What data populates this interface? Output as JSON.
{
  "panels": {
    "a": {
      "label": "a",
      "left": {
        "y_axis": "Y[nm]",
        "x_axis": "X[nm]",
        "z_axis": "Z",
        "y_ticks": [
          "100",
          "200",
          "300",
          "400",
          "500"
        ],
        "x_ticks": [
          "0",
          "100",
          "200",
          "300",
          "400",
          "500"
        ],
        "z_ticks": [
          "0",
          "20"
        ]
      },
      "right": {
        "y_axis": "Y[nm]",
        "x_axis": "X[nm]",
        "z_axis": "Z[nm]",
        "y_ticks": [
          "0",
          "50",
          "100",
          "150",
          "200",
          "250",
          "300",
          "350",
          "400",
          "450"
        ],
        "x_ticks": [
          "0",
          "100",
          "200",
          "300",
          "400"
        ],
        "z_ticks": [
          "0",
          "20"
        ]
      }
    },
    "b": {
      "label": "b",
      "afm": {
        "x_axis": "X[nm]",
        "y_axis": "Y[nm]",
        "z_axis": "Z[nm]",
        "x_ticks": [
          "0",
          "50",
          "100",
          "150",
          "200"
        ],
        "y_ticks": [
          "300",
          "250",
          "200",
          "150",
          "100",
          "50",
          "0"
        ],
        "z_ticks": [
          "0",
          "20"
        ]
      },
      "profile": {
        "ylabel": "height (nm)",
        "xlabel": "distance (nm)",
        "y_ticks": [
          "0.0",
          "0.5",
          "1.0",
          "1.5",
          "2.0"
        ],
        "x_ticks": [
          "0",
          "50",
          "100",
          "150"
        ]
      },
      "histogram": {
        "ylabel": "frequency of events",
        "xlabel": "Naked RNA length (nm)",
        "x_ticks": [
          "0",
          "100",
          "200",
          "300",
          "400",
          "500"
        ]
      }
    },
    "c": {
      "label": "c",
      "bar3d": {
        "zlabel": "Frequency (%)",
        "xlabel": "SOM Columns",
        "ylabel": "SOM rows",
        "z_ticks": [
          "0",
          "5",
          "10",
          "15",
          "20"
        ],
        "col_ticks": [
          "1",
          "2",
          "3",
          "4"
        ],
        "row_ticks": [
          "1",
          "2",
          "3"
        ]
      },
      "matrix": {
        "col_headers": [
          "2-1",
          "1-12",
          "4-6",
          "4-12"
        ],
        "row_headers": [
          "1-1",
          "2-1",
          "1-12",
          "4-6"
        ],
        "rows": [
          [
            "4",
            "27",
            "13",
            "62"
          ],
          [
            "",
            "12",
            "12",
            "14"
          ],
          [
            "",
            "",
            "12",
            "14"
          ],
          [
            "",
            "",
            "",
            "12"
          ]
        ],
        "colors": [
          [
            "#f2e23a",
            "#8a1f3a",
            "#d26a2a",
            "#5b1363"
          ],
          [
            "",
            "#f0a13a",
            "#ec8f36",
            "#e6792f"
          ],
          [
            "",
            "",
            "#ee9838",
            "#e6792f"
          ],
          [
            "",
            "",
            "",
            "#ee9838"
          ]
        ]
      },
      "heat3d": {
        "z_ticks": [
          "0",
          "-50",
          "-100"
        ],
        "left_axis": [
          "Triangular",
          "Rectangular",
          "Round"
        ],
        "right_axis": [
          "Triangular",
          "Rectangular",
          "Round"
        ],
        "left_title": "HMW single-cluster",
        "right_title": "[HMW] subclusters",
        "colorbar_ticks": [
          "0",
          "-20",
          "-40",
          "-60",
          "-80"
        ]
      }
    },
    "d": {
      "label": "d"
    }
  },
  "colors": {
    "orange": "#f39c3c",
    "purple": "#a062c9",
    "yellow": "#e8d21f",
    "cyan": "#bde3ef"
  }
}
════════════════════
_Exercise objective_. Your task is to transcribe the listing above in full, exactly as given.

_Exercise answer_.
What data populates this interface? Output as JSON.
{
  "panels": {
    "a": {
      "label": "a",
      "left": {
        "y_axis": "Y[nm]",
        "x_axis": "X[nm]",
        "z_axis": "Z",
        "y_ticks": [
          "100",
          "200",
          "300",
          "400",
          "500"
        ],
        "x_ticks": [
          "0",
          "100",
          "200",
          "300",
          "400",
          "500"
        ],
        "z_ticks": [
          "0",
          "20"
        ]
      },
      "right": {
        "y_axis": "Y[nm]",
        "x_axis": "X[nm]",
        "z_axis": "Z[nm]",
        "y_ticks": [
          "0",
          "50",
          "100",
          "150",
          "200",
          "250",
          "300",
          "350",
          "400",
          "450"
        ],
        "x_ticks": [
          "0",
          "100",
          "200",
          "300",
          "400"
        ],
        "z_ticks": [
          "0",
          "20"
        ]
      }
    },
    "b": {
      "label": "b",
      "afm": {
        "x_axis": "X[nm]",
        "y_axis": "Y[nm]",
        "z_axis": "Z[nm]",
        "x_ticks": [
          "0",
          "50",
          "100",
          "150",
          "200"
        ],
        "y_ticks": [
          "300",
          "250",
          "200",
          "150",
          "100",
          "50",
          "0"
        ],
        "z_ticks": [
          "0",
          "20"
        ]
      },
      "profile": {
        "ylabel": "height (nm)",
        "xlabel": "distance (nm)",
        "y_ticks": [
          "0.0",
          "0.5",
          "1.0",
          "1.5",
          "2.0"
        ],
        "x_ticks": [
          "0",
          "50",
          "100",
          "150"
        ]
      },
      "histogram": {
        "ylabel": "frequency of events",
        "xlabel": "Naked RNA length (nm)",
        "x_ticks": [
          "0",
          "100",
          "200",
          "300",
          "400",
          "500"
        ]
      }
    },
    "c": {
      "label": "c",
      "bar3d": {
        "zlabel": "Frequency (%)",
        "xlabel": "SOM Columns",
        "ylabel": "SOM rows",
        "z_ticks": [
          "0",
          "5",
          "10",
          "15",
          "20"
        ],
        "col_ticks": [
          "1",
          "2",
          "3",
          "4"
        ],
        "row_ticks": [
          "1",
          "2",
          "3"
        ]
      },
      "matrix": {
        "col_headers": [
          "2-1",
          "1-12",
          "4-6",
          "4-12"
        ],
        "row_headers": [
          "1-1",
          "2-1",
          "1-12",
          "4-6"
        ],
        "rows": [
          [
            "4",
            "27",
            "13",
            "62"
          ],
          [
            "",
            "12",
            "12",
            "14"
          ],
          [
            "",
            "",
            "12",
            "14"
          ],
          [
            "",
            "",
            "",
            "12"
          ]
        ],
        "colors": [
          [
            "#f2e23a",
            "#8a1f3a",
            "#d26a2a",
            "#5b1363"
          ],
          [
            "",
            "#f0a13a",
            "#ec8f36",
            "#e6792f"
          ],
          [
            "",
            "",
            "#ee9838",
            "#e6792f"
          ],
          [
            "",
            "",
            "",
            "#ee9838"
          ]
        ]
      },
      "heat3d": {
        "z_ticks": [
          "0",
          "-50",
          "-100"
        ],
        "left_axis": [
          "Triangular",
          "Rectangular",
          "Round"
        ],
        "right_axis": [
          "Triangular",
          "Rectangular",
          "Round"
        ],
        "left_title": "HMW single-cluster",
        "right_title": "[HMW] subclusters",
        "colorbar_ticks": [
          "0",
          "-20",
          "-40",
          "-60",
          "-80"
        ]
      }
    },
    "d": {
      "label": "d"
    }
  },
  "colors": {
    "orange": "#f39c3c",
    "purple": "#a062c9",
    "yellow": "#e8d21f",
    "cyan": "#bde3ef"
  }
}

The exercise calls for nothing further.